### Objective:
Select and copy out every line in the records containing "qutebrowser".

### Task material:
──────────

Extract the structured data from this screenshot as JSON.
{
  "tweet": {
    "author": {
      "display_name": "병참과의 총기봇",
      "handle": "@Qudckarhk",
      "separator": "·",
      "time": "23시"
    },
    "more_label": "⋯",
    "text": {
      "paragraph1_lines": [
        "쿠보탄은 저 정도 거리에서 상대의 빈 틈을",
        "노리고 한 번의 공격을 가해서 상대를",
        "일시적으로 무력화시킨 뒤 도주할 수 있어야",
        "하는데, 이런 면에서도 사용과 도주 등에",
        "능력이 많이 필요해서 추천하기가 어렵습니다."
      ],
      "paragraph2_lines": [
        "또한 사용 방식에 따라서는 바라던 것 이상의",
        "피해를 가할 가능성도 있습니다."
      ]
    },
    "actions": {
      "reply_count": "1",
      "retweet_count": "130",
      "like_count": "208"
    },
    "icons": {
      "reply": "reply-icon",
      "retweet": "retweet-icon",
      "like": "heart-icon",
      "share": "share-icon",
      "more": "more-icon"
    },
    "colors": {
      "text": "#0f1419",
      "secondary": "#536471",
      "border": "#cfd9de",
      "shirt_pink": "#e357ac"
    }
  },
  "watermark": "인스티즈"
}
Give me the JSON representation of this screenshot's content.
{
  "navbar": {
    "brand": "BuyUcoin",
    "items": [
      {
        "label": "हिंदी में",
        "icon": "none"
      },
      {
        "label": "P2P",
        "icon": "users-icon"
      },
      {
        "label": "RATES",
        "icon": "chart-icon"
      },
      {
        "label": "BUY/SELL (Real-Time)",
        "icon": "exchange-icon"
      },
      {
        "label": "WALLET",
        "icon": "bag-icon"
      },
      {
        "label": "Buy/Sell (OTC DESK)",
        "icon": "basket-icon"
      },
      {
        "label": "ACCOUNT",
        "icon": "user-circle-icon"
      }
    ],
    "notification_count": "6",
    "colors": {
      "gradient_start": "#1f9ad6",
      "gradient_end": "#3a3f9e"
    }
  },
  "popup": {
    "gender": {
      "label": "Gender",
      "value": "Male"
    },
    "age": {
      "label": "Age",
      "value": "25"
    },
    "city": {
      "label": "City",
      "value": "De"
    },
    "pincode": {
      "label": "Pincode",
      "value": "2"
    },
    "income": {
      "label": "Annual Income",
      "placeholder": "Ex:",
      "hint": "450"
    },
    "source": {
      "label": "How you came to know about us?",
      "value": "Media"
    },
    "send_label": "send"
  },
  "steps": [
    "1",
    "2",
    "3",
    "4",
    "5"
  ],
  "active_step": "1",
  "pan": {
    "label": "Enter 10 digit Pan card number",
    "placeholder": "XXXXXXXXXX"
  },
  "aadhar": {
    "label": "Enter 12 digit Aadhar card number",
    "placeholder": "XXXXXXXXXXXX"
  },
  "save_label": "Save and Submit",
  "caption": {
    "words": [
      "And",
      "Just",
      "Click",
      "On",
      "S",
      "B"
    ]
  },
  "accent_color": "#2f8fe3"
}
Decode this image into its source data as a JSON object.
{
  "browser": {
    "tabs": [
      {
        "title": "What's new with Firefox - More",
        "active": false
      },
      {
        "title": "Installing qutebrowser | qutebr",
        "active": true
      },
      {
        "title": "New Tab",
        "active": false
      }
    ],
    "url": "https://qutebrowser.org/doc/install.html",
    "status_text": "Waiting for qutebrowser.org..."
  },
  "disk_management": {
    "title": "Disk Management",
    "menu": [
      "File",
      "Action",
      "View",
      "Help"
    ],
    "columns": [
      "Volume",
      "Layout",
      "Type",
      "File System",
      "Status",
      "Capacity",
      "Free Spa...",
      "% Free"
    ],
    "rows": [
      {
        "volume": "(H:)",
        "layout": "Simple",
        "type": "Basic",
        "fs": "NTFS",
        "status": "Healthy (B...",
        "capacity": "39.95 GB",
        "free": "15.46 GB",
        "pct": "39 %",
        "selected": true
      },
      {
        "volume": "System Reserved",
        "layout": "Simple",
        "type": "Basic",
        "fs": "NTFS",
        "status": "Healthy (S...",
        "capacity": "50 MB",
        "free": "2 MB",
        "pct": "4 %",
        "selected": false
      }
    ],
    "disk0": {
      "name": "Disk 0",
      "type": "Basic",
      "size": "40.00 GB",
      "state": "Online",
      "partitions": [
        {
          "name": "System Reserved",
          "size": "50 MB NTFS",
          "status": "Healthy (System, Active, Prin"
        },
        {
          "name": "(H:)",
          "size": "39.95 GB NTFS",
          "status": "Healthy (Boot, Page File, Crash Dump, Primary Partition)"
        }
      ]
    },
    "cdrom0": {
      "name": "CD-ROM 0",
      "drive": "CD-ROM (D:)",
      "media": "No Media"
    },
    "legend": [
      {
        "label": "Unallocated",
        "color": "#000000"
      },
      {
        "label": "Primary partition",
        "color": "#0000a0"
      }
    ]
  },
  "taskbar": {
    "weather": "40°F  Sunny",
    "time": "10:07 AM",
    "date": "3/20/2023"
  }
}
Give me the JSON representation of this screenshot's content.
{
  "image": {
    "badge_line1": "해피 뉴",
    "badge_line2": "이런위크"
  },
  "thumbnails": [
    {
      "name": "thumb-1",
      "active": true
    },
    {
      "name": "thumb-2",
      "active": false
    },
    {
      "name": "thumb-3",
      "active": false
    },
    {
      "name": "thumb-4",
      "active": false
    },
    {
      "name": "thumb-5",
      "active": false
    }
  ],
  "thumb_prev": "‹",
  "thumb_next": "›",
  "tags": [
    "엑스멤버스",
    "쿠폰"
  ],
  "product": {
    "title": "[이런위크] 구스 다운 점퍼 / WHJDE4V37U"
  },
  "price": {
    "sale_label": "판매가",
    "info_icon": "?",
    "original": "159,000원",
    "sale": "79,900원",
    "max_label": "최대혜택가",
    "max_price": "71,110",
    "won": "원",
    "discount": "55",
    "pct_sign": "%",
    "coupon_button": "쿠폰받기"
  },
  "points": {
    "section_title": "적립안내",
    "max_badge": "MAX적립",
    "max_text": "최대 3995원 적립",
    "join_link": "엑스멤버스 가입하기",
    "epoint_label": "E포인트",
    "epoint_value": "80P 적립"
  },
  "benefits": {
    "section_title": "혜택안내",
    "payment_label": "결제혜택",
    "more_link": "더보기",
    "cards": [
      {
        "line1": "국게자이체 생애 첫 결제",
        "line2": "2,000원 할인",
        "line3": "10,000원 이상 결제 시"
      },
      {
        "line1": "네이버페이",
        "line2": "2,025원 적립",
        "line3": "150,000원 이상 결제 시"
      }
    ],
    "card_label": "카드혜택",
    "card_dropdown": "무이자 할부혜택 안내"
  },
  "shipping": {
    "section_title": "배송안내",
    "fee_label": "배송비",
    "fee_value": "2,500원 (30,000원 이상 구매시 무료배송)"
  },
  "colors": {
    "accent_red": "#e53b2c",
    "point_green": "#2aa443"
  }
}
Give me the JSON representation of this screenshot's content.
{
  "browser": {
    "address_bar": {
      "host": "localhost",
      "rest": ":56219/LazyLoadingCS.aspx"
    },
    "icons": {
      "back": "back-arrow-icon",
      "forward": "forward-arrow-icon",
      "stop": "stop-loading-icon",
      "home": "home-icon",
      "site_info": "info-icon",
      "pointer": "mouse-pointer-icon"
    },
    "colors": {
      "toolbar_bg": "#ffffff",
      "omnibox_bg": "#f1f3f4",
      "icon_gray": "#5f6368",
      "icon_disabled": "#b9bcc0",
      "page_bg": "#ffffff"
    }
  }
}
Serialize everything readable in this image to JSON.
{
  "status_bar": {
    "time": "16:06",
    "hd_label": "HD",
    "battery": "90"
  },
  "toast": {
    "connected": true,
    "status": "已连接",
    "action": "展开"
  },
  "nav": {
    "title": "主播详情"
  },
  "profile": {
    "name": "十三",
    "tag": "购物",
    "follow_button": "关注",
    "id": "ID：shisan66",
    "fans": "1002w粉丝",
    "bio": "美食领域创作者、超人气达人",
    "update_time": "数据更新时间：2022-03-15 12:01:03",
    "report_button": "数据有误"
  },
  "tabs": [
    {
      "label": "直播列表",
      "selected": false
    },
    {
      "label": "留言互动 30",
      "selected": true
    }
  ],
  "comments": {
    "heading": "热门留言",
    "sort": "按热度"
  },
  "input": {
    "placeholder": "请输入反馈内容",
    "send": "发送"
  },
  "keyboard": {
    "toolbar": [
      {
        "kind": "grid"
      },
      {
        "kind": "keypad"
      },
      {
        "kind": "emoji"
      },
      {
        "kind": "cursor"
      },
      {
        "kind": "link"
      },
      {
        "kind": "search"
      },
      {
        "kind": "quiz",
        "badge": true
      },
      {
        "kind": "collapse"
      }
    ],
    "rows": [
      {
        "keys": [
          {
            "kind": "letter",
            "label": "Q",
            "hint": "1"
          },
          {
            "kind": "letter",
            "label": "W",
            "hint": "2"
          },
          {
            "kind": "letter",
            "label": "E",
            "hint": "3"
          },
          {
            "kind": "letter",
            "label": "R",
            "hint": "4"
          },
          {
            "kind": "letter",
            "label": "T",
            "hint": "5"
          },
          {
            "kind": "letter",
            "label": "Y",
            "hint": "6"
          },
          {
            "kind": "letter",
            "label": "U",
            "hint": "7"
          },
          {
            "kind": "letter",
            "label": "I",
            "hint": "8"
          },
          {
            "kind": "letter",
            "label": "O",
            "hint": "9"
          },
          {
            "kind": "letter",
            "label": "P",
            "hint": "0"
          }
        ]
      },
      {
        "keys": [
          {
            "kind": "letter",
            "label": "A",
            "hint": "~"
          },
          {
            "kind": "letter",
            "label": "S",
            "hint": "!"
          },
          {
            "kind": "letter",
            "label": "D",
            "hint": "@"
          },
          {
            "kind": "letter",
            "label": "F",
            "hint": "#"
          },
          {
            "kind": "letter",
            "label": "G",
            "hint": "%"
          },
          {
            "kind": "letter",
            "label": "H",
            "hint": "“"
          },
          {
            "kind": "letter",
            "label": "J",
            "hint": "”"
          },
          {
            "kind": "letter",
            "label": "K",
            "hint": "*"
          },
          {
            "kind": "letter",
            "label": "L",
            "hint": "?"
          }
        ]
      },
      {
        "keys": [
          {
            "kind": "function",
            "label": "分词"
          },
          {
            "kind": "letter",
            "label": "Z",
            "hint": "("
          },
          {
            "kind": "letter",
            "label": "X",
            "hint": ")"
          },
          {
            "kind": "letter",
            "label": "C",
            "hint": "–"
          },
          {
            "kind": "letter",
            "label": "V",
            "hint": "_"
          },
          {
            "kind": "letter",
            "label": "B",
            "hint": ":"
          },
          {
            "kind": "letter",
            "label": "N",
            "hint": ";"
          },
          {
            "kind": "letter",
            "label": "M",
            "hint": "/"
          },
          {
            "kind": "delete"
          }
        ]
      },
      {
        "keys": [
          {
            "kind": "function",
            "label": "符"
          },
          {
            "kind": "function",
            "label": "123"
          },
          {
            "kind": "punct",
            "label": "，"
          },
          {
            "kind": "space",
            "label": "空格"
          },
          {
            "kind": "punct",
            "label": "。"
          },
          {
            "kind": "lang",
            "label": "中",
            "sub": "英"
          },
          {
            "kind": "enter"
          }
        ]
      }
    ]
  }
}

──────────

### Result of the exercise:
        "title": "Installing qutebrowser | qutebr",
    "url": "https://qutebrowser.org/doc/install.html",
    "status_text": "Waiting for qutebrowser.org..."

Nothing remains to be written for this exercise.